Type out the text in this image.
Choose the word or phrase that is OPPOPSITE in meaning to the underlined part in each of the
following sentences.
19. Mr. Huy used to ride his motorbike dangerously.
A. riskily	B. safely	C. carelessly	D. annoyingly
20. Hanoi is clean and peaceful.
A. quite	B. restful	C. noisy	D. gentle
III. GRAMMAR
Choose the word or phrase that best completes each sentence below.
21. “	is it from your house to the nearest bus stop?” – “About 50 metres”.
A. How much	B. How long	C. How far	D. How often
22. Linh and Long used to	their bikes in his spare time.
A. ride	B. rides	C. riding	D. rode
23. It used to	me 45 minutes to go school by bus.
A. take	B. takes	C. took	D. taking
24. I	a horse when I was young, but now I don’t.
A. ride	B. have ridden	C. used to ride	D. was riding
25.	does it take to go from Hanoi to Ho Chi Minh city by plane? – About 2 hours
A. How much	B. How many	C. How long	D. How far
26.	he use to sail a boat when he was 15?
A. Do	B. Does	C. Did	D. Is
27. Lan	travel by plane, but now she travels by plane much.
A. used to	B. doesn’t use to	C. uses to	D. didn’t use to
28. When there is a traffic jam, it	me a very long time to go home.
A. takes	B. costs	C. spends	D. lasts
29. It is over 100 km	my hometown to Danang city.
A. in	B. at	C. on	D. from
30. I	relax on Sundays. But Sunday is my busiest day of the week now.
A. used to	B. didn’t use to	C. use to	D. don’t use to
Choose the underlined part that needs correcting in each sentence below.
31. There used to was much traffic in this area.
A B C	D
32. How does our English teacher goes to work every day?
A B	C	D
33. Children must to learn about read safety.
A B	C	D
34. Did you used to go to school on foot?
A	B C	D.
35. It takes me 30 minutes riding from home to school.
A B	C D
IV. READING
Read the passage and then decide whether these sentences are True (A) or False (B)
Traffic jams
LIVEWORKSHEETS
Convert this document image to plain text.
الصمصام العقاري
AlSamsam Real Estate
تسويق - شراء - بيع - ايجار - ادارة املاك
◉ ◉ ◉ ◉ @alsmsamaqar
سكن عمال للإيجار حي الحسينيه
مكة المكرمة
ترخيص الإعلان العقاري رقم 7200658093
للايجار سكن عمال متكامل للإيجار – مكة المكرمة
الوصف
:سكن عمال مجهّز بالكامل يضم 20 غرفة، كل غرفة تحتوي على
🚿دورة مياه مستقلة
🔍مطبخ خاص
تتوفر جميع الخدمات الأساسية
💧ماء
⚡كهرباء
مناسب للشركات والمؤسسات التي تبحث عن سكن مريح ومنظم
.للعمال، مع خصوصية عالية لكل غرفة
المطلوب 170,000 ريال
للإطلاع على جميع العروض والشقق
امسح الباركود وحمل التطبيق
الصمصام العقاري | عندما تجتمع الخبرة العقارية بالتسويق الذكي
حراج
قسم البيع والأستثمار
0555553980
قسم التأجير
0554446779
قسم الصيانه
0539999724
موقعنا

#####

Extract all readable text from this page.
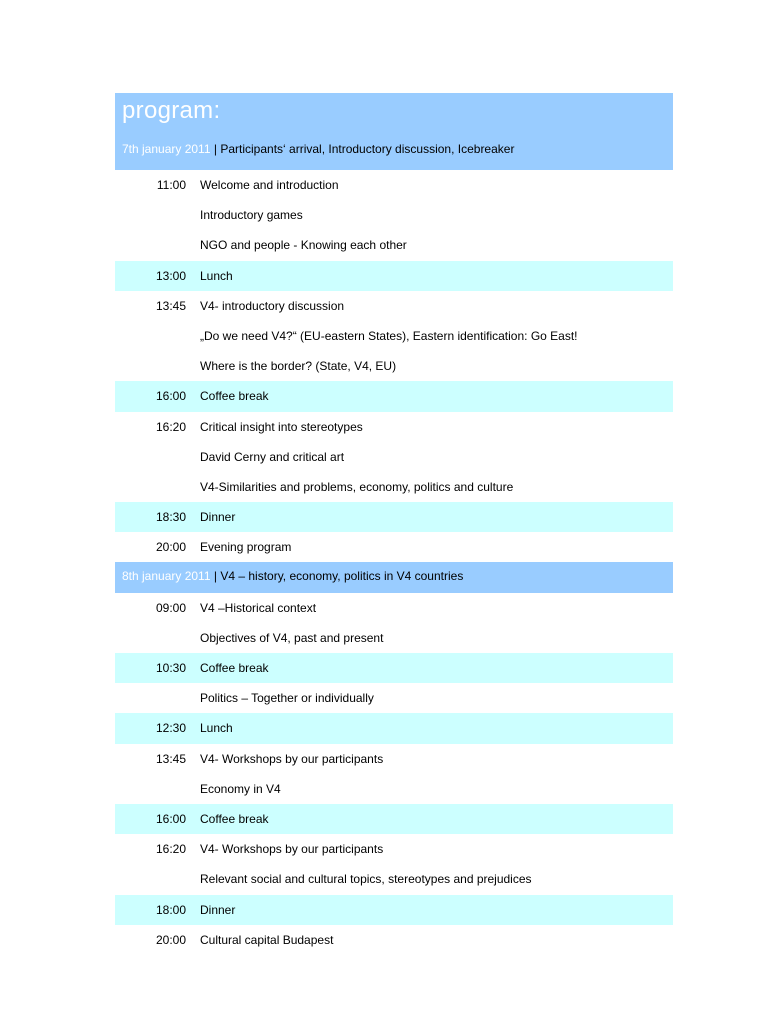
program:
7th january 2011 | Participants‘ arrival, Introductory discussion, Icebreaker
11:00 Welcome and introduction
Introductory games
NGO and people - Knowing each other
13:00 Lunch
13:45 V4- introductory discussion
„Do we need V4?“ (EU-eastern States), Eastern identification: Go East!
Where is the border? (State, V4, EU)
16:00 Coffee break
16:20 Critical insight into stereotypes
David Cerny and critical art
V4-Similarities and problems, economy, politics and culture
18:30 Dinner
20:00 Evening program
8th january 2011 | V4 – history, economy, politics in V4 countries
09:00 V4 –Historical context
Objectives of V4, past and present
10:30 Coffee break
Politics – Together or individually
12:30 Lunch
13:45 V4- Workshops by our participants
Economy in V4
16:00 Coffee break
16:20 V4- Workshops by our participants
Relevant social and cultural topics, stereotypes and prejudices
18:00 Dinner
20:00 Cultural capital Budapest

#####

— Task instructions —
From the listing, copy every line where the string "underlined" appears.

— Worked solution —
Choose the word or phrase that is OPPOPSITE in meaning to the underlined part in each of the
Choose the underlined part that needs correcting in each sentence below.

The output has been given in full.